Read the lines below. Copy out any that hold the string "Yield".

— START Data section —

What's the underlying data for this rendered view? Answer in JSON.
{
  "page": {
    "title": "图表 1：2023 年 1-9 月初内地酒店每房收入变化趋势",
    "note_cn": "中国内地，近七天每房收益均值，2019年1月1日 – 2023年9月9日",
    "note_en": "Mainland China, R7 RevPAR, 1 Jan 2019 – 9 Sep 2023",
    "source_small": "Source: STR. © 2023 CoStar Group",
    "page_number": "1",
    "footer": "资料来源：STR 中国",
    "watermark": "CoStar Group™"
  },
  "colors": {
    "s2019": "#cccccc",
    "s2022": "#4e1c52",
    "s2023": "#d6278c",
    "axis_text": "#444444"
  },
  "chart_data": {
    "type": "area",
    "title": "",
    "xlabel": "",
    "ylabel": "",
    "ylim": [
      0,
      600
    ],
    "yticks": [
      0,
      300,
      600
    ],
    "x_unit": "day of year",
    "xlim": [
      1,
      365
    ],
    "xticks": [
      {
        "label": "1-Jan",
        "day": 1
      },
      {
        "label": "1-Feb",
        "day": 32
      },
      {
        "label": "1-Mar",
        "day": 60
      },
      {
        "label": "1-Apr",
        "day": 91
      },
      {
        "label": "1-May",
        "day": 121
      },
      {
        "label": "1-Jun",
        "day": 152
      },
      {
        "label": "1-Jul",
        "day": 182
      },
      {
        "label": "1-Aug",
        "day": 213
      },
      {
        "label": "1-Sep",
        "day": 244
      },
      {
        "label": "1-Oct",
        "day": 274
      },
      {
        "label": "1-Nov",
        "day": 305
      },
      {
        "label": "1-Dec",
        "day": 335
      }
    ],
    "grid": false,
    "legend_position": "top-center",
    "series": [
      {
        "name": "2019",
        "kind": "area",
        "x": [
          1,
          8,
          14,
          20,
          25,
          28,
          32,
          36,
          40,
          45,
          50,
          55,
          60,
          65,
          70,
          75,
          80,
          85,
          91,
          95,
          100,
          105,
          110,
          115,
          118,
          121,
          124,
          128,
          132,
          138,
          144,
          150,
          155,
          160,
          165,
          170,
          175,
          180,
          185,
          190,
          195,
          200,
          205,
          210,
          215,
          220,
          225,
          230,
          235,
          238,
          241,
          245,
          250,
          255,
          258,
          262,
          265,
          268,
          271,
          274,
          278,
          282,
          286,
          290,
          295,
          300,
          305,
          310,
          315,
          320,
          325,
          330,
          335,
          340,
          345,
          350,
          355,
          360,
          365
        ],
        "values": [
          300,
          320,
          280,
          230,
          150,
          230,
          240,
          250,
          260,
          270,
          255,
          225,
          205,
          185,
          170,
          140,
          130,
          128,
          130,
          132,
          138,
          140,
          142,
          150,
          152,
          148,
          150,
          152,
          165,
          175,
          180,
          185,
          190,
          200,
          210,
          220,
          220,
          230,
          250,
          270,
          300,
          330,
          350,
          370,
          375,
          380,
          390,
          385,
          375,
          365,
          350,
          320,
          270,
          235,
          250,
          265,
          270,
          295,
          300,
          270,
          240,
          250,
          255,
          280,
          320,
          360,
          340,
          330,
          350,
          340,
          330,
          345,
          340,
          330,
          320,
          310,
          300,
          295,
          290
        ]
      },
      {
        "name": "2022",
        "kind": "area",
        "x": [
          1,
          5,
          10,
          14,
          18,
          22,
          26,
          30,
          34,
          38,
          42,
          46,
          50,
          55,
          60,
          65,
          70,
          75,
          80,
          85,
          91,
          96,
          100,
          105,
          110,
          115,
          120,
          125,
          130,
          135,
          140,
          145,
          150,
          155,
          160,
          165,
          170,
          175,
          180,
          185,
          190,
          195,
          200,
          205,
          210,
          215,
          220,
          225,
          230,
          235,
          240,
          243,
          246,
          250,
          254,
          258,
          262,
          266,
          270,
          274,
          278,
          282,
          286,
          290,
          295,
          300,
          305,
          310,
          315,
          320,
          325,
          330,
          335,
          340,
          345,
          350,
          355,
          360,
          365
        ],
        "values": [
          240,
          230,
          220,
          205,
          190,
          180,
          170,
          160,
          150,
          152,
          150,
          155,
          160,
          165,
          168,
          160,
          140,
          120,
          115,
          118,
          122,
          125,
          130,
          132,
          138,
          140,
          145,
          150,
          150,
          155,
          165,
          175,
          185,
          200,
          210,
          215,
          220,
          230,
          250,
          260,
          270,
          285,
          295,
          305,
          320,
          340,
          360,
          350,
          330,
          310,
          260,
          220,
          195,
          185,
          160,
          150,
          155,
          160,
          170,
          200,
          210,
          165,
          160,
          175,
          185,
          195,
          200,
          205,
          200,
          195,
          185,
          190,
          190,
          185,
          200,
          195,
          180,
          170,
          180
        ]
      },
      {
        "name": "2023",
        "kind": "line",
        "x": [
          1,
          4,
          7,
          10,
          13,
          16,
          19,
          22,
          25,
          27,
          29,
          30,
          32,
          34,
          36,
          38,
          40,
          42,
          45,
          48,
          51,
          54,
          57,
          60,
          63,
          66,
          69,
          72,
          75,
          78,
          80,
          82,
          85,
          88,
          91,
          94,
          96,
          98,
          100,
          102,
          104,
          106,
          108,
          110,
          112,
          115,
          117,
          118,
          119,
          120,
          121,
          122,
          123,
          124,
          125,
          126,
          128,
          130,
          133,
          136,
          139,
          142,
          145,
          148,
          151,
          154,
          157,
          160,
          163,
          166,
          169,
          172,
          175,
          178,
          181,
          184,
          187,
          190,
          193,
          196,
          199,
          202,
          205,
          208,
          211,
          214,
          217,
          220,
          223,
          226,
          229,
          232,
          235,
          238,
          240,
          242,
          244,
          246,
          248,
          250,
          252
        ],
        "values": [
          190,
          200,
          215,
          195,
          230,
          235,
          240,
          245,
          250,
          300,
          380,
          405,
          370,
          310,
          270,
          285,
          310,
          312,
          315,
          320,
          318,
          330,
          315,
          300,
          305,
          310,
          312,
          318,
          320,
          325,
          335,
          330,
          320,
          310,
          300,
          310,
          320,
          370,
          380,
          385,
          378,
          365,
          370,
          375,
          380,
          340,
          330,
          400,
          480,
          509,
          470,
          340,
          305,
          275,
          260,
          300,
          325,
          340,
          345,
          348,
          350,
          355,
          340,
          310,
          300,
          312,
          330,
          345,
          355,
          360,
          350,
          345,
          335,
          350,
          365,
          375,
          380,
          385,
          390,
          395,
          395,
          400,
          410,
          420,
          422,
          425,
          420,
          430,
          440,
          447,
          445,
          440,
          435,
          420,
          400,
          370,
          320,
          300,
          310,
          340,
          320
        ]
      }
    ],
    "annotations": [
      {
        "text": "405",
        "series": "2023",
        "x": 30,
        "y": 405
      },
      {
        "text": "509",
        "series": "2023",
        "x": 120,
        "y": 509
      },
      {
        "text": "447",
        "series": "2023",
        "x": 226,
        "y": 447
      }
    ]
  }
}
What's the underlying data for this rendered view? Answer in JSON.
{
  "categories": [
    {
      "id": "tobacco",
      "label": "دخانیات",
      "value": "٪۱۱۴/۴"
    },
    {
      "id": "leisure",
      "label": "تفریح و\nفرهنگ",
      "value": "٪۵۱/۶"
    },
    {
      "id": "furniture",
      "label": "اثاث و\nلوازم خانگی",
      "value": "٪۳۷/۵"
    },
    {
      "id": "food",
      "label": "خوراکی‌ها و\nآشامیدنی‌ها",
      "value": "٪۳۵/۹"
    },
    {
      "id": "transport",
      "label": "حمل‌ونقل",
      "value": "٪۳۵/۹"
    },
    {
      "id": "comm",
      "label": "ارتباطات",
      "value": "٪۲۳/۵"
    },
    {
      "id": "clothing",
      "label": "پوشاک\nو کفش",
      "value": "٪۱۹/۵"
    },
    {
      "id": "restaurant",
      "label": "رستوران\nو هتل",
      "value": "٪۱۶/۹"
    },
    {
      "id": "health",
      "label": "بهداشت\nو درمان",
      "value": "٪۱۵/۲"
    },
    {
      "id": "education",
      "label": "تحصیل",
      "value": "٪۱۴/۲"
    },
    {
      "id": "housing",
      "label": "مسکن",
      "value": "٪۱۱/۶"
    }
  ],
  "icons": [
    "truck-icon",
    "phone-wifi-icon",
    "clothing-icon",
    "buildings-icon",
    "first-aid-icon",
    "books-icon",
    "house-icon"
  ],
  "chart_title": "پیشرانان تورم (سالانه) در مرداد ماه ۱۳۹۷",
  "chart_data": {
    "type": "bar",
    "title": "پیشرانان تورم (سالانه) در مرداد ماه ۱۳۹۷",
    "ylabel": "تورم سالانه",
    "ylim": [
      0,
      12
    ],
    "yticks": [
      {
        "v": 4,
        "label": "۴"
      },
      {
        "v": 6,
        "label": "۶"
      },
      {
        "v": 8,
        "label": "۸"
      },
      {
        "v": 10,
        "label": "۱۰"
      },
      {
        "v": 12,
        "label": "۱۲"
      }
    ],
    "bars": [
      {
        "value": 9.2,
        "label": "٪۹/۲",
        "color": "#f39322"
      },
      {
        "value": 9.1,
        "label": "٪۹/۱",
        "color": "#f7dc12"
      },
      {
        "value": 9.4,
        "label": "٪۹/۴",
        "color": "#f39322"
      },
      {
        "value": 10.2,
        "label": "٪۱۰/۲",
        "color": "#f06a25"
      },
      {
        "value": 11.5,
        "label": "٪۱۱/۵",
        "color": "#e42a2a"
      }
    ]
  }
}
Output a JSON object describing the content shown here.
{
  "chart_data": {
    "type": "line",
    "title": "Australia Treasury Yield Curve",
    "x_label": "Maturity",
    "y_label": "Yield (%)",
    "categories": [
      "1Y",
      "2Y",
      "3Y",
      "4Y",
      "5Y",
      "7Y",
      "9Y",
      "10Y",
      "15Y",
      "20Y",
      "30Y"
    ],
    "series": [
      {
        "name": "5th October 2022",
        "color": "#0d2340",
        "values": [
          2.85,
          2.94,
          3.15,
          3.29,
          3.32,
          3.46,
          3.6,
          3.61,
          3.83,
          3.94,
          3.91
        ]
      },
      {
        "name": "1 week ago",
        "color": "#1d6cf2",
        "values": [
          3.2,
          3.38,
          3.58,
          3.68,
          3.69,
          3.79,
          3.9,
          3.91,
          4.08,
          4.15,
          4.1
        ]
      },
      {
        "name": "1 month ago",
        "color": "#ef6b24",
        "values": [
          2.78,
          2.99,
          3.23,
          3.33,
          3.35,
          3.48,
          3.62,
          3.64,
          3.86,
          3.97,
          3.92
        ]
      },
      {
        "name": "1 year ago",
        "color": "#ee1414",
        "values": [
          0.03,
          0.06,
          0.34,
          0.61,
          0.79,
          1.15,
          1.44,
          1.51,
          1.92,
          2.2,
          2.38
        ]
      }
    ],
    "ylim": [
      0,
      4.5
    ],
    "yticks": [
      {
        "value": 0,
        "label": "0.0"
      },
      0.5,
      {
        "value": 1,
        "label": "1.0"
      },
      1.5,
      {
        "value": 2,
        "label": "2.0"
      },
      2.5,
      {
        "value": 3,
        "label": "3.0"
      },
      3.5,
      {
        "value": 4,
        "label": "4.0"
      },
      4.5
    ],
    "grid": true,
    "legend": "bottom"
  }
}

— END Data section —

● Written solution:
    "title": "Australia Treasury Yield Curve",
    "y_label": "Yield (%)",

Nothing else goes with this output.